## START Records for the exercise
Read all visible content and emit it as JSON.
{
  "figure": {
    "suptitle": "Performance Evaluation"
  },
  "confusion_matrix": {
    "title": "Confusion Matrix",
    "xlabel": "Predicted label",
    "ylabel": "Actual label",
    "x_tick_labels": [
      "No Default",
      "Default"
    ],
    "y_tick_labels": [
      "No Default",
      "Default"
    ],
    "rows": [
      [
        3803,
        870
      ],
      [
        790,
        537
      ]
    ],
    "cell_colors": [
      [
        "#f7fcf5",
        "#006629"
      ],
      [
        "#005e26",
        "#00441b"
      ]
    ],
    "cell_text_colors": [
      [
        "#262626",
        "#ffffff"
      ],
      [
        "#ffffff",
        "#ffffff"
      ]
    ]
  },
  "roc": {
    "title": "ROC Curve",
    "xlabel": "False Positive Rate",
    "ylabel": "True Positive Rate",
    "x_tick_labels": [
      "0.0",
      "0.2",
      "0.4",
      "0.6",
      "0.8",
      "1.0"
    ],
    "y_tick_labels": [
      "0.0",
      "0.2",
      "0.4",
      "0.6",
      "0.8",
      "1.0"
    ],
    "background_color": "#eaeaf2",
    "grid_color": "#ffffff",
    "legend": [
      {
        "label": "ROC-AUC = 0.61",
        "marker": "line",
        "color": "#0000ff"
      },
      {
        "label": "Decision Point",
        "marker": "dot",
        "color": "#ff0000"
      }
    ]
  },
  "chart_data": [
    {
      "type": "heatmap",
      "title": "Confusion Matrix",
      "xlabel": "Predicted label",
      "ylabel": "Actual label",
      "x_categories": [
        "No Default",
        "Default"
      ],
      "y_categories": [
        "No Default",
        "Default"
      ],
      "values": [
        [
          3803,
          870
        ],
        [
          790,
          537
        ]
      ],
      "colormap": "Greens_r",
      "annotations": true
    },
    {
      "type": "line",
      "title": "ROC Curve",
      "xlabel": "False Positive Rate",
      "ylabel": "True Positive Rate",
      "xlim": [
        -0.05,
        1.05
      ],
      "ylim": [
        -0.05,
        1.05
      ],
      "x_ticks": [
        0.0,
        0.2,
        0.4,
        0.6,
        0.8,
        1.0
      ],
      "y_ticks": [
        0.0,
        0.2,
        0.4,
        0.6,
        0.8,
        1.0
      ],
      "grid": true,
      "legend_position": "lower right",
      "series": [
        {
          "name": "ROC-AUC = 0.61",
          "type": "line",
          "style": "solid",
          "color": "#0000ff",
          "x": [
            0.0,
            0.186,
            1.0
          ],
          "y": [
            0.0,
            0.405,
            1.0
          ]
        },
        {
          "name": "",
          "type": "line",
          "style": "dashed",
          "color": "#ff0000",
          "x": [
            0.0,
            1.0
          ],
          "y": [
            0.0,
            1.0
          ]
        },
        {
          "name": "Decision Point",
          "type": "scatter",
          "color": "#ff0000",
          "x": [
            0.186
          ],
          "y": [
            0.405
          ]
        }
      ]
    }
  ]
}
## END Records for the exercise
■ **Problem statement**
Nothing in the data may differ; print all of it exactly as written.

■ **Final result**
Read all visible content and emit it as JSON.
{
  "figure": {
    "suptitle": "Performance Evaluation"
  },
  "confusion_matrix": {
    "title": "Confusion Matrix",
    "xlabel": "Predicted label",
    "ylabel": "Actual label",
    "x_tick_labels": [
      "No Default",
      "Default"
    ],
    "y_tick_labels": [
      "No Default",
      "Default"
    ],
    "rows": [
      [
        3803,
        870
      ],
      [
        790,
        537
      ]
    ],
    "cell_colors": [
      [
        "#f7fcf5",
        "#006629"
      ],
      [
        "#005e26",
        "#00441b"
      ]
    ],
    "cell_text_colors": [
      [
        "#262626",
        "#ffffff"
      ],
      [
        "#ffffff",
        "#ffffff"
      ]
    ]
  },
  "roc": {
    "title": "ROC Curve",
    "xlabel": "False Positive Rate",
    "ylabel": "True Positive Rate",
    "x_tick_labels": [
      "0.0",
      "0.2",
      "0.4",
      "0.6",
      "0.8",
      "1.0"
    ],
    "y_tick_labels": [
      "0.0",
      "0.2",
      "0.4",
      "0.6",
      "0.8",
      "1.0"
    ],
    "background_color": "#eaeaf2",
    "grid_color": "#ffffff",
    "legend": [
      {
        "label": "ROC-AUC = 0.61",
        "marker": "line",
        "color": "#0000ff"
      },
      {
        "label": "Decision Point",
        "marker": "dot",
        "color": "#ff0000"
      }
    ]
  },
  "chart_data": [
    {
      "type": "heatmap",
      "title": "Confusion Matrix",
      "xlabel": "Predicted label",
      "ylabel": "Actual label",
      "x_categories": [
        "No Default",
        "Default"
      ],
      "y_categories": [
        "No Default",
        "Default"
      ],
      "values": [
        [
          3803,
          870
        ],
        [
          790,
          537
        ]
      ],
      "colormap": "Greens_r",
      "annotations": true
    },
    {
      "type": "line",
      "title": "ROC Curve",
      "xlabel": "False Positive Rate",
      "ylabel": "True Positive Rate",
      "xlim": [
        -0.05,
        1.05
      ],
      "ylim": [
        -0.05,
        1.05
      ],
      "x_ticks": [
        0.0,
        0.2,
        0.4,
        0.6,
        0.8,
        1.0
      ],
      "y_ticks": [
        0.0,
        0.2,
        0.4,
        0.6,
        0.8,
        1.0
      ],
      "grid": true,
      "legend_position": "lower right",
      "series": [
        {
          "name": "ROC-AUC = 0.61",
          "type": "line",
          "style": "solid",
          "color": "#0000ff",
          "x": [
            0.0,
            0.186,
            1.0
          ],
          "y": [
            0.0,
            0.405,
            1.0
          ]
        },
        {
          "name": "",
          "type": "line",
          "style": "dashed",
          "color": "#ff0000",
          "x": [
            0.0,
            1.0
          ],
          "y": [
            0.0,
            1.0
          ]
        },
        {
          "name": "Decision Point",
          "type": "scatter",
          "color": "#ff0000",
          "x": [
            0.186
          ],
          "y": [
            0.405
          ]
        }
      ]
    }
  ]
}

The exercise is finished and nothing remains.